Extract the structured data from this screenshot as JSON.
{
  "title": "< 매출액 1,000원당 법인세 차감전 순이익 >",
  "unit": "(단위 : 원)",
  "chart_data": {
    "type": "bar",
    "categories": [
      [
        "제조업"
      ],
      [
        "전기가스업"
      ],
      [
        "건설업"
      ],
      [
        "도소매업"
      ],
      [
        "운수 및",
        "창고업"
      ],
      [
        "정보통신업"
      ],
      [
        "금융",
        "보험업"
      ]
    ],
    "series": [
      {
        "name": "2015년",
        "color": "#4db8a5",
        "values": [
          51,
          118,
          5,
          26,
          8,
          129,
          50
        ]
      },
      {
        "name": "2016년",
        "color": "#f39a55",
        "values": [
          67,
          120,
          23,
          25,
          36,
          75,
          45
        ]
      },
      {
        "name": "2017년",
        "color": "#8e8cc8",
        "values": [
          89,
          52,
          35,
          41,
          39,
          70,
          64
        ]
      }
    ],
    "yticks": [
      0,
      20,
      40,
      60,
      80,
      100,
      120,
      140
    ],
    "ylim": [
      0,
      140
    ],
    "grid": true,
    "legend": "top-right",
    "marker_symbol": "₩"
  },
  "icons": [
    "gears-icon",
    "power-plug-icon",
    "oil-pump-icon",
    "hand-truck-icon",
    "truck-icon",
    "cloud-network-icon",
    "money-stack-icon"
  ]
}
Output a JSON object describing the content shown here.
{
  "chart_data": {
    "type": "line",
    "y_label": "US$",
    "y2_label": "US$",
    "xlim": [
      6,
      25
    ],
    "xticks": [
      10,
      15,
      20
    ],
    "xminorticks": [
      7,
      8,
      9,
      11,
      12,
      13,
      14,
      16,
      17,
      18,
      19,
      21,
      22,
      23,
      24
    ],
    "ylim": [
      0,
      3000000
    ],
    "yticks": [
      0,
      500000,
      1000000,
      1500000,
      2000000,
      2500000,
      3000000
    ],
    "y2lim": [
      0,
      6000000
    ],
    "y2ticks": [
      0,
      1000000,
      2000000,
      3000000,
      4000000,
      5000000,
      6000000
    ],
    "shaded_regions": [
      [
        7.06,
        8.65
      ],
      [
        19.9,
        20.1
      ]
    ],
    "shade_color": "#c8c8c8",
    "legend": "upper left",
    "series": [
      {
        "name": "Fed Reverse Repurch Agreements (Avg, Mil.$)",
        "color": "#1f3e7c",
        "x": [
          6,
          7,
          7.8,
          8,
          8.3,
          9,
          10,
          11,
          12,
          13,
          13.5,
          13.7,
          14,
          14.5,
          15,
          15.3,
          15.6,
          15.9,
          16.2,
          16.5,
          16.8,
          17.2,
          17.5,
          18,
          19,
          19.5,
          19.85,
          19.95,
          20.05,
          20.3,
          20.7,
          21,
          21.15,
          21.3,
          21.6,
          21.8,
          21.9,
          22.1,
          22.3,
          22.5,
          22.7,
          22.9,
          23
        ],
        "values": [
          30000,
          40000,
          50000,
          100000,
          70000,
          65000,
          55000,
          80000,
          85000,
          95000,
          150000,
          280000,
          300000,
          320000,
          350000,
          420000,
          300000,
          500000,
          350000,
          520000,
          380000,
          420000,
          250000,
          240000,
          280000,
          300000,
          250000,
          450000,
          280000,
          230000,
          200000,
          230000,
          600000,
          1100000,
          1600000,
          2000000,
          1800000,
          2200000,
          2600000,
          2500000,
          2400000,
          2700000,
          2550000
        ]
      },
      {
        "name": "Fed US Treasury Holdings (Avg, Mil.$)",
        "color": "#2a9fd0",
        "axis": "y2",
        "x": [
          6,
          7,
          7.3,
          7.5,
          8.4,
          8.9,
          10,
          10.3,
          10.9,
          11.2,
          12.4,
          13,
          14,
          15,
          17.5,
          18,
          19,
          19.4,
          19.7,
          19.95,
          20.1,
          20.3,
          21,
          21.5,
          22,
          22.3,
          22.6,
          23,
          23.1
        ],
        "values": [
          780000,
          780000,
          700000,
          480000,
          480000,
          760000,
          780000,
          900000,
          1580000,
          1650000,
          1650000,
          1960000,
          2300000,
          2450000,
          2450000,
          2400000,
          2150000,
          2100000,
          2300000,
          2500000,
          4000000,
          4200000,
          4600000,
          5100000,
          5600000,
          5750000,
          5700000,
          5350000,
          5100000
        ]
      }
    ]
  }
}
______
- **WHAT IS ASKED**
Reproduce the listing above verbatim, from first line to last.

- **FINAL RESULT**
Extract the structured data from this screenshot as JSON.
{
  "title": "< 매출액 1,000원당 법인세 차감전 순이익 >",
  "unit": "(단위 : 원)",
  "chart_data": {
    "type": "bar",
    "categories": [
      [
        "제조업"
      ],
      [
        "전기가스업"
      ],
      [
        "건설업"
      ],
      [
        "도소매업"
      ],
      [
        "운수 및",
        "창고업"
      ],
      [
        "정보통신업"
      ],
      [
        "금융",
        "보험업"
      ]
    ],
    "series": [
      {
        "name": "2015년",
        "color": "#4db8a5",
        "values": [
          51,
          118,
          5,
          26,
          8,
          129,
          50
        ]
      },
      {
        "name": "2016년",
        "color": "#f39a55",
        "values": [
          67,
          120,
          23,
          25,
          36,
          75,
          45
        ]
      },
      {
        "name": "2017년",
        "color": "#8e8cc8",
        "values": [
          89,
          52,
          35,
          41,
          39,
          70,
          64
        ]
      }
    ],
    "yticks": [
      0,
      20,
      40,
      60,
      80,
      100,
      120,
      140
    ],
    "ylim": [
      0,
      140
    ],
    "grid": true,
    "legend": "top-right",
    "marker_symbol": "₩"
  },
  "icons": [
    "gears-icon",
    "power-plug-icon",
    "oil-pump-icon",
    "hand-truck-icon",
    "truck-icon",
    "cloud-network-icon",
    "money-stack-icon"
  ]
}
Output a JSON object describing the content shown here.
{
  "chart_data": {
    "type": "line",
    "y_label": "US$",
    "y2_label": "US$",
    "xlim": [
      6,
      25
    ],
    "xticks": [
      10,
      15,
      20
    ],
    "xminorticks": [
      7,
      8,
      9,
      11,
      12,
      13,
      14,
      16,
      17,
      18,
      19,
      21,
      22,
      23,
      24
    ],
    "ylim": [
      0,
      3000000
    ],
    "yticks": [
      0,
      500000,
      1000000,
      1500000,
      2000000,
      2500000,
      3000000
    ],
    "y2lim": [
      0,
      6000000
    ],
    "y2ticks": [
      0,
      1000000,
      2000000,
      3000000,
      4000000,
      5000000,
      6000000
    ],
    "shaded_regions": [
      [
        7.06,
        8.65
      ],
      [
        19.9,
        20.1
      ]
    ],
    "shade_color": "#c8c8c8",
    "legend": "upper left",
    "series": [
      {
        "name": "Fed Reverse Repurch Agreements (Avg, Mil.$)",
        "color": "#1f3e7c",
        "x": [
          6,
          7,
          7.8,
          8,
          8.3,
          9,
          10,
          11,
          12,
          13,
          13.5,
          13.7,
          14,
          14.5,
          15,
          15.3,
          15.6,
          15.9,
          16.2,
          16.5,
          16.8,
          17.2,
          17.5,
          18,
          19,
          19.5,
          19.85,
          19.95,
          20.05,
          20.3,
          20.7,
          21,
          21.15,
          21.3,
          21.6,
          21.8,
          21.9,
          22.1,
          22.3,
          22.5,
          22.7,
          22.9,
          23
        ],
        "values": [
          30000,
          40000,
          50000,
          100000,
          70000,
          65000,
          55000,
          80000,
          85000,
          95000,
          150000,
          280000,
          300000,
          320000,
          350000,
          420000,
          300000,
          500000,
          350000,
          520000,
          380000,
          420000,
          250000,
          240000,
          280000,
          300000,
          250000,
          450000,
          280000,
          230000,
          200000,
          230000,
          600000,
          1100000,
          1600000,
          2000000,
          1800000,
          2200000,
          2600000,
          2500000,
          2400000,
          2700000,
          2550000
        ]
      },
      {
        "name": "Fed US Treasury Holdings (Avg, Mil.$)",
        "color": "#2a9fd0",
        "axis": "y2",
        "x": [
          6,
          7,
          7.3,
          7.5,
          8.4,
          8.9,
          10,
          10.3,
          10.9,
          11.2,
          12.4,
          13,
          14,
          15,
          17.5,
          18,
          19,
          19.4,
          19.7,
          19.95,
          20.1,
          20.3,
          21,
          21.5,
          22,
          22.3,
          22.6,
          23,
          23.1
        ],
        "values": [
          780000,
          780000,
          700000,
          480000,
          480000,
          760000,
          780000,
          900000,
          1580000,
          1650000,
          1650000,
          1960000,
          2300000,
          2450000,
          2450000,
          2400000,
          2150000,
          2100000,
          2300000,
          2500000,
          4000000,
          4200000,
          4600000,
          5100000,
          5600000,
          5750000,
          5700000,
          5350000,
          5100000
        ]
      }
    ]
  }
}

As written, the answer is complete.